** start of Extracted data **
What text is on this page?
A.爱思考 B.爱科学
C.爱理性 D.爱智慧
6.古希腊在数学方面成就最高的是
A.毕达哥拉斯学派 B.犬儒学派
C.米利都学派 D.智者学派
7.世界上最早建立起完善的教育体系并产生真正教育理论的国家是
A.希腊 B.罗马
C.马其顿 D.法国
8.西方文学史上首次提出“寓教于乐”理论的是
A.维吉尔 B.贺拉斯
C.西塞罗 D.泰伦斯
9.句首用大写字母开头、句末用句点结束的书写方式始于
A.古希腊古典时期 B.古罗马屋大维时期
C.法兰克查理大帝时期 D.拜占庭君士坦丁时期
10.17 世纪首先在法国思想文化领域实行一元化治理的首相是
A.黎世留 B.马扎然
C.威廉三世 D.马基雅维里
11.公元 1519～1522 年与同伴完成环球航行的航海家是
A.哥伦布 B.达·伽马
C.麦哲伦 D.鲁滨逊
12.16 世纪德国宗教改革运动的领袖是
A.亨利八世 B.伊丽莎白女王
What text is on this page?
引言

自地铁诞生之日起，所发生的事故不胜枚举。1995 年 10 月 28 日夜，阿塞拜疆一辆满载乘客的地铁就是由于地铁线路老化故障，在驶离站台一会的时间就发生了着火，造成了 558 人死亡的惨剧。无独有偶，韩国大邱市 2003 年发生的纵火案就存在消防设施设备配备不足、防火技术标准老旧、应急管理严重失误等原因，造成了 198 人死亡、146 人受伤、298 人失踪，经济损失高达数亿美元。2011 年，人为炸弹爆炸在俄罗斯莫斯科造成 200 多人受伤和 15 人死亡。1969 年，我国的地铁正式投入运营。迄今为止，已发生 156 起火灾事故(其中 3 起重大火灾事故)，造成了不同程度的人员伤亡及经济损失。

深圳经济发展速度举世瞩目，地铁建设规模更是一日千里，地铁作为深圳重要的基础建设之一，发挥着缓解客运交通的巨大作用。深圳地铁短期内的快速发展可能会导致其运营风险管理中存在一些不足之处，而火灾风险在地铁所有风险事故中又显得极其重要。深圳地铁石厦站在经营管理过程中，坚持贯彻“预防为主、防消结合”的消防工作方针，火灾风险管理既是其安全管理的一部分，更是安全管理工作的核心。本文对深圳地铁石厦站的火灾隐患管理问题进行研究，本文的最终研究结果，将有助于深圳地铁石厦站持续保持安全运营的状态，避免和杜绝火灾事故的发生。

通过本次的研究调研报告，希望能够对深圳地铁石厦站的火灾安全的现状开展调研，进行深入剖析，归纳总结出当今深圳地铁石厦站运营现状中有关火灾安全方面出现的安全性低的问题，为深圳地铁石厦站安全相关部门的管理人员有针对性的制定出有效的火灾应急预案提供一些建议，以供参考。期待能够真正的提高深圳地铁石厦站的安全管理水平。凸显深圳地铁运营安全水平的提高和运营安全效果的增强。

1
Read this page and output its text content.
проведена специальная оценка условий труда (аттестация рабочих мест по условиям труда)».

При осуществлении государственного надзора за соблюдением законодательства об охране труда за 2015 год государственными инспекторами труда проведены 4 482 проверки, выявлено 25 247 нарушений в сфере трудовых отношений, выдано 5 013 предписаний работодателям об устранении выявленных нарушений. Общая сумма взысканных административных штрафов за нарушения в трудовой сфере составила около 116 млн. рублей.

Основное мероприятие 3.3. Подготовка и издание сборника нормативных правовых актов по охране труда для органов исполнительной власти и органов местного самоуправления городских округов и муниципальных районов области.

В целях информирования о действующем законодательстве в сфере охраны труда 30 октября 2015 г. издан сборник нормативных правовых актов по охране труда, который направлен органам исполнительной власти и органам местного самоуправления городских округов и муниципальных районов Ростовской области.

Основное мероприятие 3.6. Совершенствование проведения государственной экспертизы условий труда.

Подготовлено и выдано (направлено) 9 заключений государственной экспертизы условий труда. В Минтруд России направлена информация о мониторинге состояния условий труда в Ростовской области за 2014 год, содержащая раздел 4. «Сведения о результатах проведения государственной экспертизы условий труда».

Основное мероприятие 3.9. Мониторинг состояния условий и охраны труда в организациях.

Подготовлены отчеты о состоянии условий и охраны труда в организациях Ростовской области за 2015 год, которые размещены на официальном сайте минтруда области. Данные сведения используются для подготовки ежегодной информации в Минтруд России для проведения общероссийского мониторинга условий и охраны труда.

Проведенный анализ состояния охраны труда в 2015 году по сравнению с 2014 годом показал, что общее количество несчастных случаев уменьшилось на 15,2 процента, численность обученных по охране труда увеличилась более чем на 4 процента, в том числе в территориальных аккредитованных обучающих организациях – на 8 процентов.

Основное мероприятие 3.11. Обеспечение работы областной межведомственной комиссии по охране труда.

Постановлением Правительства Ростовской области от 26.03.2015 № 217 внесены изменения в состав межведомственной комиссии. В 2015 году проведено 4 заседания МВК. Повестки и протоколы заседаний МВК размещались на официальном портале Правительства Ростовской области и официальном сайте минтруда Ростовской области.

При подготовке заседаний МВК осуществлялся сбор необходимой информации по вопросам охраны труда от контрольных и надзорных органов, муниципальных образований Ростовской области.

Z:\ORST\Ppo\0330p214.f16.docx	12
** end of Extracted data **
### Goal
Look through the data and gather every line with the string "городских" in it.

### Output of the exercise
Основное мероприятие 3.3. Подготовка и издание сборника нормативных правовых актов по охране труда для органов исполнительной власти и органов местного самоуправления городских округов и муниципальных районов области.
В целях информирования о действующем законодательстве в сфере охраны труда 30 октября 2015 г. издан сборник нормативных правовых актов по охране труда, который направлен органам исполнительной власти и органам местного самоуправления городских округов и муниципальных районов Ростовской области.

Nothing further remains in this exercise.